■ **Raw records**:
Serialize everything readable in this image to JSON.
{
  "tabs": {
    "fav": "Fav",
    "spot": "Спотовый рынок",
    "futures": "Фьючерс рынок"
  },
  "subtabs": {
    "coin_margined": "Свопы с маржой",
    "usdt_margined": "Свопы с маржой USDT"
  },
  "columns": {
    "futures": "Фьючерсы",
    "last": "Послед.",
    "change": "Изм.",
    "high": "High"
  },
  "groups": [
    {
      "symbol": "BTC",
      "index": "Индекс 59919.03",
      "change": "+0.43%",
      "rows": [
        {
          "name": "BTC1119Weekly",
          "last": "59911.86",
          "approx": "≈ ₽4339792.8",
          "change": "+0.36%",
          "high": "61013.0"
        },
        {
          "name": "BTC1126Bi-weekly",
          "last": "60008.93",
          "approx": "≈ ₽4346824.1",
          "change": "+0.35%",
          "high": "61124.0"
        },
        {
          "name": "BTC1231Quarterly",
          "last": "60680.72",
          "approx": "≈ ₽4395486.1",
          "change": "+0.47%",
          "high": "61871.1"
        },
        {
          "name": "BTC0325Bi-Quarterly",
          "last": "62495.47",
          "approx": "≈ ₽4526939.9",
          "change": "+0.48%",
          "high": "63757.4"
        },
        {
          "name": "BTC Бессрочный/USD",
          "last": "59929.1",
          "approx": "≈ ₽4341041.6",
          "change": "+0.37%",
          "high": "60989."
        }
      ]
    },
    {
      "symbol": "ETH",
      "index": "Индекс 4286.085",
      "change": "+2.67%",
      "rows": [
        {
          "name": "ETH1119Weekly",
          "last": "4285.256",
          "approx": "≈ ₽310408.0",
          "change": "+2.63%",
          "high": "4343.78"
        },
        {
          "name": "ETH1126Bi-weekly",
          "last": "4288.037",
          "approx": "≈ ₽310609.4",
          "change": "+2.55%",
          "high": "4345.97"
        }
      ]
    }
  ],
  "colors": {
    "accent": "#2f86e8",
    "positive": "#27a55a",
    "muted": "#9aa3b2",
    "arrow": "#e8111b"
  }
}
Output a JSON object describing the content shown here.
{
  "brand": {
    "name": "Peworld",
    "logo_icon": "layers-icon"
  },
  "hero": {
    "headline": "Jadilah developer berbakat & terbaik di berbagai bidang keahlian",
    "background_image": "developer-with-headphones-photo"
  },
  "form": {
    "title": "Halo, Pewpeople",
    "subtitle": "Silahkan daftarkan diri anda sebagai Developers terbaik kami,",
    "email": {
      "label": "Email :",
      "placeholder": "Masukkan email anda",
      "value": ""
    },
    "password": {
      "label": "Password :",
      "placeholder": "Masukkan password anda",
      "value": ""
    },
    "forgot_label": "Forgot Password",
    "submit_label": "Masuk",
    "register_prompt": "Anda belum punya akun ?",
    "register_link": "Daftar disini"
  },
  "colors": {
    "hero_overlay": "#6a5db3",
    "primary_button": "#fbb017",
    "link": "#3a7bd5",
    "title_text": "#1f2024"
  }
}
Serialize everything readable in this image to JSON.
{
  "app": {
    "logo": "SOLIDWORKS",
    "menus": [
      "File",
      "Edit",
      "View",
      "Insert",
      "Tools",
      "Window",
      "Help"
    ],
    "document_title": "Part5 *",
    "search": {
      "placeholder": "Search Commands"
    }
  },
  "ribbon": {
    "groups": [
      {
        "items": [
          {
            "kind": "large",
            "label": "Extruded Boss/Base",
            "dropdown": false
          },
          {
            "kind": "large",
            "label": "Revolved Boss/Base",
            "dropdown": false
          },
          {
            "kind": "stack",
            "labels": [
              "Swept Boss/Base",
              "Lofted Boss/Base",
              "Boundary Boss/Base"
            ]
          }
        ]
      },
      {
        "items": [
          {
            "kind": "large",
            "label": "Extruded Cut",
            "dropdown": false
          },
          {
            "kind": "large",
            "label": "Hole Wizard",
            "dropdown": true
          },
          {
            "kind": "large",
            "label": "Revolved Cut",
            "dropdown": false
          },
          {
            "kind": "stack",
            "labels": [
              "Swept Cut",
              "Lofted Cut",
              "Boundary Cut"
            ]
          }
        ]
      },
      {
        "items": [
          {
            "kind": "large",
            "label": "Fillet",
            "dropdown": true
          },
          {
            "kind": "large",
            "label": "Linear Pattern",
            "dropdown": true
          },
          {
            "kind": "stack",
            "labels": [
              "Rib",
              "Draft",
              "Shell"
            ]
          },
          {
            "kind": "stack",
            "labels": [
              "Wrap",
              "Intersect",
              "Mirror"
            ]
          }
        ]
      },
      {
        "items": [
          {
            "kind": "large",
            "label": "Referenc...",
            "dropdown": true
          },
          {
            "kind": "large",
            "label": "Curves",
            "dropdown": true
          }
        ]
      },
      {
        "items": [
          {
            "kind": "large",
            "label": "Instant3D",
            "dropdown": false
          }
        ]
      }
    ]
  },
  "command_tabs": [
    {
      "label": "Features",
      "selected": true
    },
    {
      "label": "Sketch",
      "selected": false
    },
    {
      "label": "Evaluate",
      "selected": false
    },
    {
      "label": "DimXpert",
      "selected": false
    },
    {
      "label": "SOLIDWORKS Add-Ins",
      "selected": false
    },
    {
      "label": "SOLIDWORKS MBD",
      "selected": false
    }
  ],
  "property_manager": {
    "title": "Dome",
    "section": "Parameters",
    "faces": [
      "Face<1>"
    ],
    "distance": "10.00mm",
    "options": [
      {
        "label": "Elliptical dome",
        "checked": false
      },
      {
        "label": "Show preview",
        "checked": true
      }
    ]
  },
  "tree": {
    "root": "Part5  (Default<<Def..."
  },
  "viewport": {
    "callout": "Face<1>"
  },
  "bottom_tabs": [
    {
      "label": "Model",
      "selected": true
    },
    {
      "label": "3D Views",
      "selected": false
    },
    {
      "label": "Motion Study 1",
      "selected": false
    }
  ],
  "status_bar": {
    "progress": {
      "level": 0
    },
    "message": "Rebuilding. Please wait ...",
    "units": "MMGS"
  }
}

■ **Your goal**:
Using the listing above, state the number of lines that hold "Revolved", with no other text.

■ **Task result**:
2